Directive »
Copy out the listing that follows, exact in every word, and skip the images.

— Start —

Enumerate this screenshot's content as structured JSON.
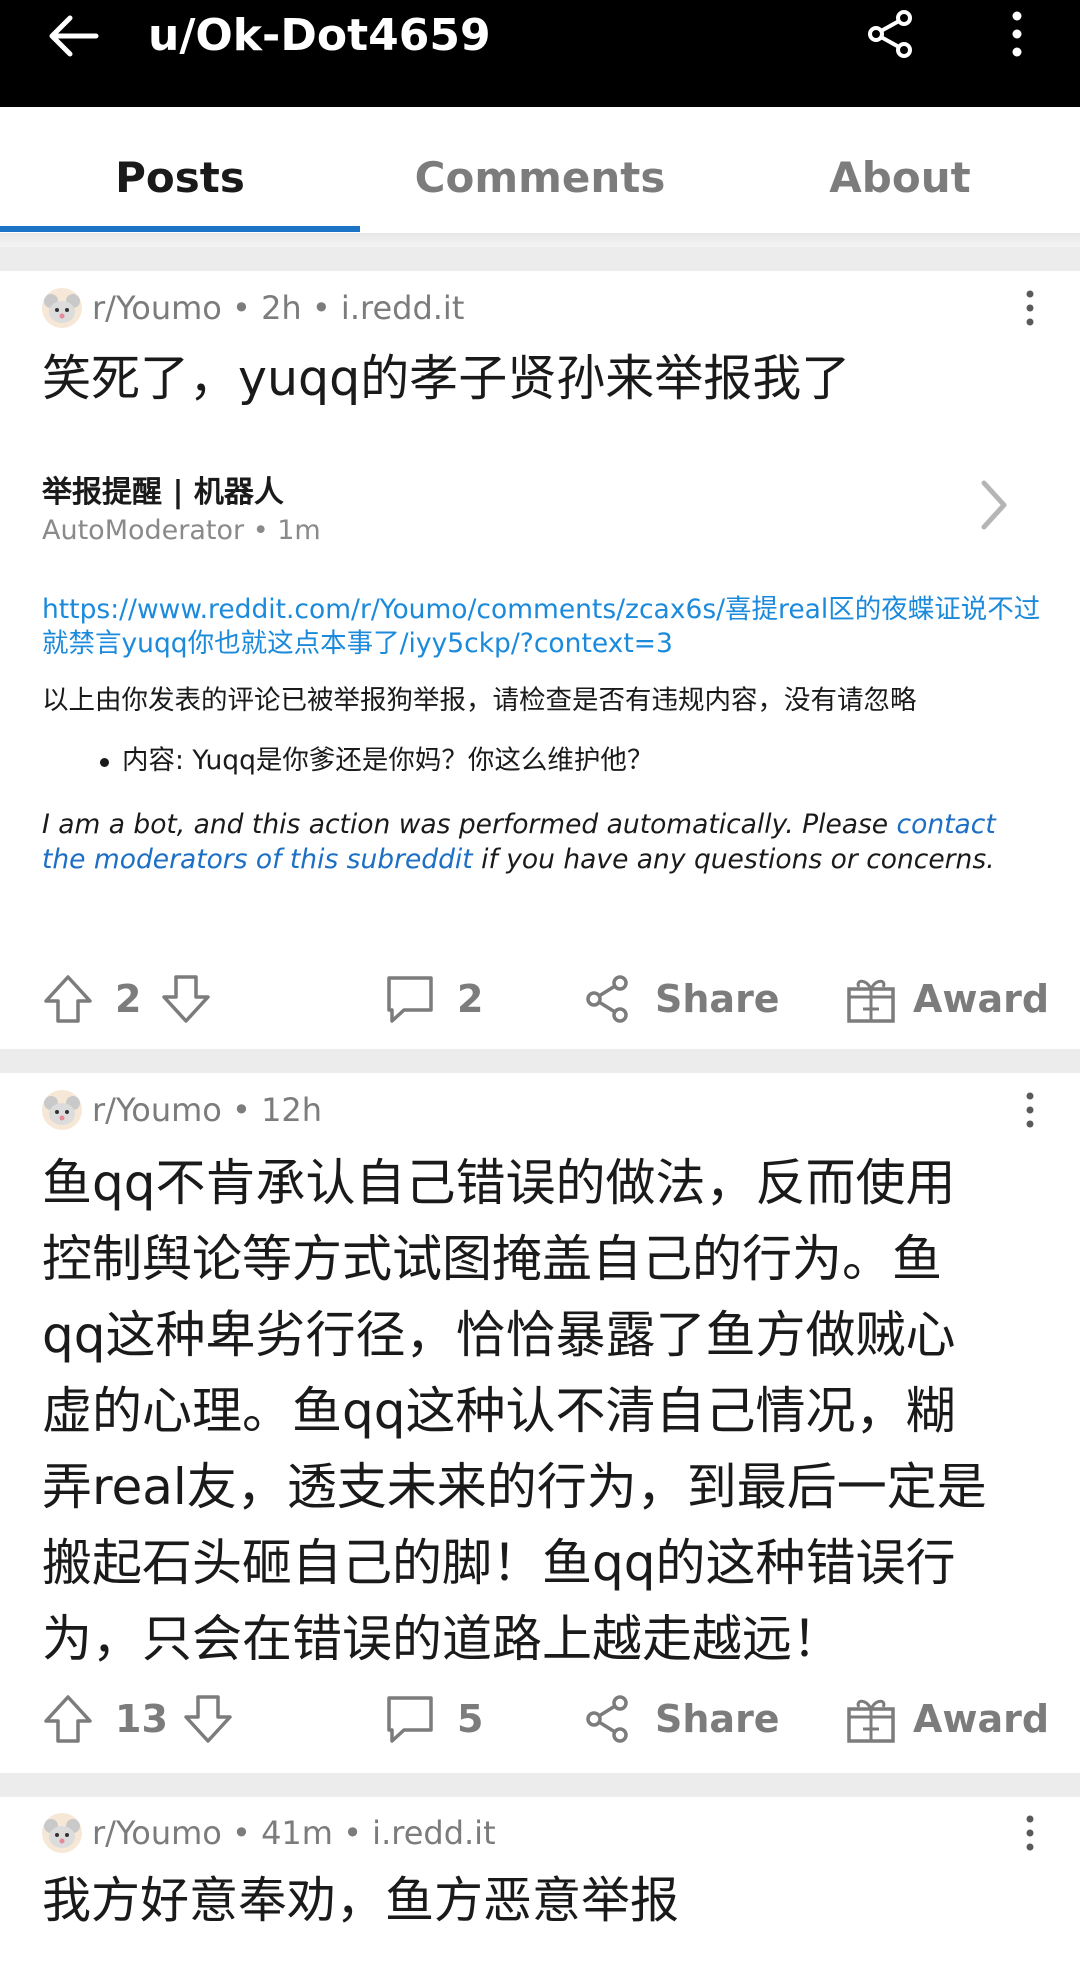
{
  "header": {
    "title": "u/Ok-Dot4659"
  },
  "tabs": [
    "Posts",
    "Comments",
    "About"
  ],
  "posts": [
    {
      "subreddit": "r/Youmo",
      "time": "2h",
      "domain": "i.redd.it",
      "title": "笑死了，yuqq的孝子贤孙来举报我了",
      "embed": {
        "title": "举报提醒 | 机器人",
        "author": "AutoModerator",
        "time": "1m",
        "link": "https://www.reddit.com/r/Youmo/comments/zcax6s/喜提real区的夜蝶证说不过就禁言yuqq你也就这点本事了/iyy5ckp/?context=3",
        "notice": "以上由你发表的评论已被举报狗举报，请检查是否有违规内容，没有请忽略",
        "bullet": "内容: Yuqq是你爹还是你妈？你这么维护他？",
        "bot_text_1": "I am a bot, and this action was performed automatically. Please ",
        "bot_link": "contact the moderators of this subreddit",
        "bot_text_2": " if you have any questions or concerns."
      },
      "votes": "2",
      "comments": "2",
      "share_label": "Share",
      "award_label": "Award"
    },
    {
      "subreddit": "r/Youmo",
      "time": "12h",
      "title_lines": [
        "鱼qq不肯承认自己错误的做法，反而使用",
        "控制舆论等方式试图掩盖自己的行为。鱼",
        "qq这种卑劣行径，恰恰暴露了鱼方做贼心",
        "虚的心理。鱼qq这种认不清自己情况，糊",
        "弄real友，透支未来的行为，到最后一定是",
        "搬起石头砸自己的脚！鱼qq的这种错误行",
        "为，只会在错误的道路上越走越远！"
      ],
      "votes": "13",
      "comments": "5",
      "share_label": "Share",
      "award_label": "Award"
    },
    {
      "subreddit": "r/Youmo",
      "time": "41m",
      "domain": "i.redd.it",
      "title": "我方好意奉劝，鱼方恶意举报"
    }
  ],
  "colors": {
    "accent": "#1a73c4",
    "link": "#1c8adb",
    "muted": "#7c7c7c"
  }
}
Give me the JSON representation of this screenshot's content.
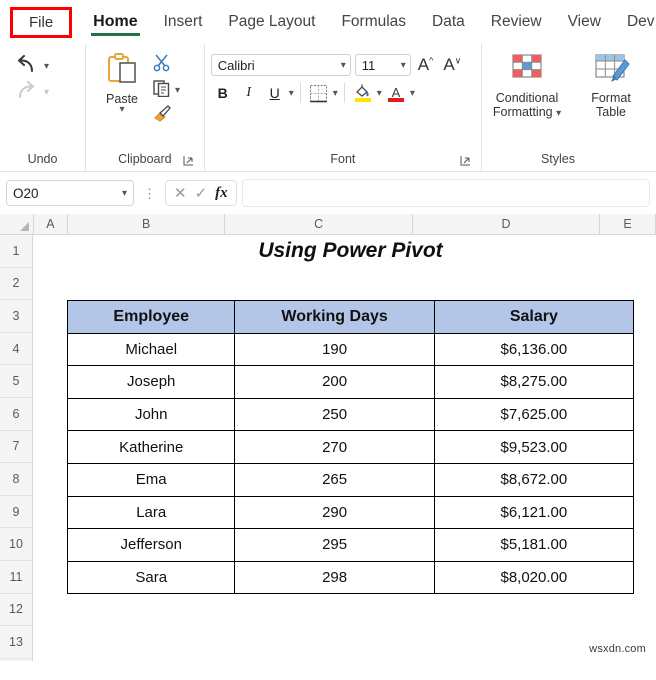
{
  "ribbon": {
    "tabs": [
      {
        "label": "File",
        "id": "file",
        "highlighted": true
      },
      {
        "label": "Home",
        "id": "home",
        "active": true
      },
      {
        "label": "Insert",
        "id": "insert"
      },
      {
        "label": "Page Layout",
        "id": "page-layout"
      },
      {
        "label": "Formulas",
        "id": "formulas"
      },
      {
        "label": "Data",
        "id": "data"
      },
      {
        "label": "Review",
        "id": "review"
      },
      {
        "label": "View",
        "id": "view"
      },
      {
        "label": "Dev",
        "id": "developer"
      }
    ],
    "groups": {
      "undo": {
        "label": "Undo",
        "undo_icon": "undo-arrow-icon",
        "redo_icon": "redo-arrow-icon"
      },
      "clipboard": {
        "label": "Clipboard",
        "paste_label": "Paste",
        "paste_icon": "clipboard-paste-icon",
        "cut_icon": "scissors-icon",
        "copy_icon": "copy-pages-icon",
        "format_painter_icon": "paintbrush-icon"
      },
      "font": {
        "label": "Font",
        "font_name": "Calibri",
        "font_size": "11",
        "grow_font_label": "A",
        "shrink_font_label": "A",
        "bold_label": "B",
        "italic_label": "I",
        "underline_label": "U",
        "borders_icon": "borders-grid-icon",
        "fill_color_icon": "fill-color-icon",
        "fill_color": "#ffe600",
        "font_color_icon": "font-color-icon",
        "font_color": "#e01b1b"
      },
      "styles": {
        "label": "Styles",
        "conditional_formatting_label": "Conditional\nFormatting",
        "conditional_formatting_line1": "Conditional",
        "conditional_formatting_line2": "Formatting",
        "format_table_line1": "Format",
        "format_table_line2": "Table",
        "conditional_formatting_icon": "conditional-formatting-icon",
        "format_as_table_icon": "format-as-table-icon"
      }
    },
    "accent_color": "#217346",
    "highlight_color": "#ff0000"
  },
  "formula_bar": {
    "name_box_value": "O20",
    "cancel_icon": "cancel-x-icon",
    "confirm_icon": "confirm-check-icon",
    "function_icon": "fx-icon",
    "formula_value": ""
  },
  "grid": {
    "column_headers": [
      "A",
      "B",
      "C",
      "D",
      "E"
    ],
    "row_headers": [
      "1",
      "2",
      "3",
      "4",
      "5",
      "6",
      "7",
      "8",
      "9",
      "10",
      "11",
      "12",
      "13"
    ],
    "sheet_title": "Using Power Pivot"
  },
  "table": {
    "headers": [
      "Employee",
      "Working Days",
      "Salary"
    ],
    "header_fill": "#b4c6e7",
    "rows": [
      {
        "employee": "Michael",
        "working_days": "190",
        "salary": "$6,136.00"
      },
      {
        "employee": "Joseph",
        "working_days": "200",
        "salary": "$8,275.00"
      },
      {
        "employee": "John",
        "working_days": "250",
        "salary": "$7,625.00"
      },
      {
        "employee": "Katherine",
        "working_days": "270",
        "salary": "$9,523.00"
      },
      {
        "employee": "Ema",
        "working_days": "265",
        "salary": "$8,672.00"
      },
      {
        "employee": "Lara",
        "working_days": "290",
        "salary": "$6,121.00"
      },
      {
        "employee": "Jefferson",
        "working_days": "295",
        "salary": "$5,181.00"
      },
      {
        "employee": "Sara",
        "working_days": "298",
        "salary": "$8,020.00"
      }
    ]
  },
  "watermark": {
    "text": "wsxdn.com"
  }
}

— End —

Answer to this problem »
Enumerate this screenshot's content as structured JSON.
{
  "header": {
    "title": "u/Ok-Dot4659"
  },
  "tabs": [
    "Posts",
    "Comments",
    "About"
  ],
  "posts": [
    {
      "subreddit": "r/Youmo",
      "time": "2h",
      "domain": "i.redd.it",
      "title": "笑死了，yuqq的孝子贤孙来举报我了",
      "embed": {
        "title": "举报提醒 | 机器人",
        "author": "AutoModerator",
        "time": "1m",
        "link": "https://www.reddit.com/r/Youmo/comments/zcax6s/喜提real区的夜蝶证说不过就禁言yuqq你也就这点本事了/iyy5ckp/?context=3",
        "notice": "以上由你发表的评论已被举报狗举报，请检查是否有违规内容，没有请忽略",
        "bullet": "内容: Yuqq是你爹还是你妈？你这么维护他？",
        "bot_text_1": "I am a bot, and this action was performed automatically. Please ",
        "bot_link": "contact the moderators of this subreddit",
        "bot_text_2": " if you have any questions or concerns."
      },
      "votes": "2",
      "comments": "2",
      "share_label": "Share",
      "award_label": "Award"
    },
    {
      "subreddit": "r/Youmo",
      "time": "12h",
      "title_lines": [
        "鱼qq不肯承认自己错误的做法，反而使用",
        "控制舆论等方式试图掩盖自己的行为。鱼",
        "qq这种卑劣行径，恰恰暴露了鱼方做贼心",
        "虚的心理。鱼qq这种认不清自己情况，糊",
        "弄real友，透支未来的行为，到最后一定是",
        "搬起石头砸自己的脚！鱼qq的这种错误行",
        "为，只会在错误的道路上越走越远！"
      ],
      "votes": "13",
      "comments": "5",
      "share_label": "Share",
      "award_label": "Award"
    },
    {
      "subreddit": "r/Youmo",
      "time": "41m",
      "domain": "i.redd.it",
      "title": "我方好意奉劝，鱼方恶意举报"
    }
  ],
  "colors": {
    "accent": "#1a73c4",
    "link": "#1c8adb",
    "muted": "#7c7c7c"
  }
}
Give me the JSON representation of this screenshot's content.
{
  "ribbon": {
    "tabs": [
      {
        "label": "File",
        "id": "file",
        "highlighted": true
      },
      {
        "label": "Home",
        "id": "home",
        "active": true
      },
      {
        "label": "Insert",
        "id": "insert"
      },
      {
        "label": "Page Layout",
        "id": "page-layout"
      },
      {
        "label": "Formulas",
        "id": "formulas"
      },
      {
        "label": "Data",
        "id": "data"
      },
      {
        "label": "Review",
        "id": "review"
      },
      {
        "label": "View",
        "id": "view"
      },
      {
        "label": "Dev",
        "id": "developer"
      }
    ],
    "groups": {
      "undo": {
        "label": "Undo",
        "undo_icon": "undo-arrow-icon",
        "redo_icon": "redo-arrow-icon"
      },
      "clipboard": {
        "label": "Clipboard",
        "paste_label": "Paste",
        "paste_icon": "clipboard-paste-icon",
        "cut_icon": "scissors-icon",
        "copy_icon": "copy-pages-icon",
        "format_painter_icon": "paintbrush-icon"
      },
      "font": {
        "label": "Font",
        "font_name": "Calibri",
        "font_size": "11",
        "grow_font_label": "A",
        "shrink_font_label": "A",
        "bold_label": "B",
        "italic_label": "I",
        "underline_label": "U",
        "borders_icon": "borders-grid-icon",
        "fill_color_icon": "fill-color-icon",
        "fill_color": "#ffe600",
        "font_color_icon": "font-color-icon",
        "font_color": "#e01b1b"
      },
      "styles": {
        "label": "Styles",
        "conditional_formatting_label": "Conditional\nFormatting",
        "conditional_formatting_line1": "Conditional",
        "conditional_formatting_line2": "Formatting",
        "format_table_line1": "Format",
        "format_table_line2": "Table",
        "conditional_formatting_icon": "conditional-formatting-icon",
        "format_as_table_icon": "format-as-table-icon"
      }
    },
    "accent_color": "#217346",
    "highlight_color": "#ff0000"
  },
  "formula_bar": {
    "name_box_value": "O20",
    "cancel_icon": "cancel-x-icon",
    "confirm_icon": "confirm-check-icon",
    "function_icon": "fx-icon",
    "formula_value": ""
  },
  "grid": {
    "column_headers": [
      "A",
      "B",
      "C",
      "D",
      "E"
    ],
    "row_headers": [
      "1",
      "2",
      "3",
      "4",
      "5",
      "6",
      "7",
      "8",
      "9",
      "10",
      "11",
      "12",
      "13"
    ],
    "sheet_title": "Using Power Pivot"
  },
  "table": {
    "headers": [
      "Employee",
      "Working Days",
      "Salary"
    ],
    "header_fill": "#b4c6e7",
    "rows": [
      {
        "employee": "Michael",
        "working_days": "190",
        "salary": "$6,136.00"
      },
      {
        "employee": "Joseph",
        "working_days": "200",
        "salary": "$8,275.00"
      },
      {
        "employee": "John",
        "working_days": "250",
        "salary": "$7,625.00"
      },
      {
        "employee": "Katherine",
        "working_days": "270",
        "salary": "$9,523.00"
      },
      {
        "employee": "Ema",
        "working_days": "265",
        "salary": "$8,672.00"
      },
      {
        "employee": "Lara",
        "working_days": "290",
        "salary": "$6,121.00"
      },
      {
        "employee": "Jefferson",
        "working_days": "295",
        "salary": "$5,181.00"
      },
      {
        "employee": "Sara",
        "working_days": "298",
        "salary": "$8,020.00"
      }
    ]
  },
  "watermark": {
    "text": "wsxdn.com"
  }
}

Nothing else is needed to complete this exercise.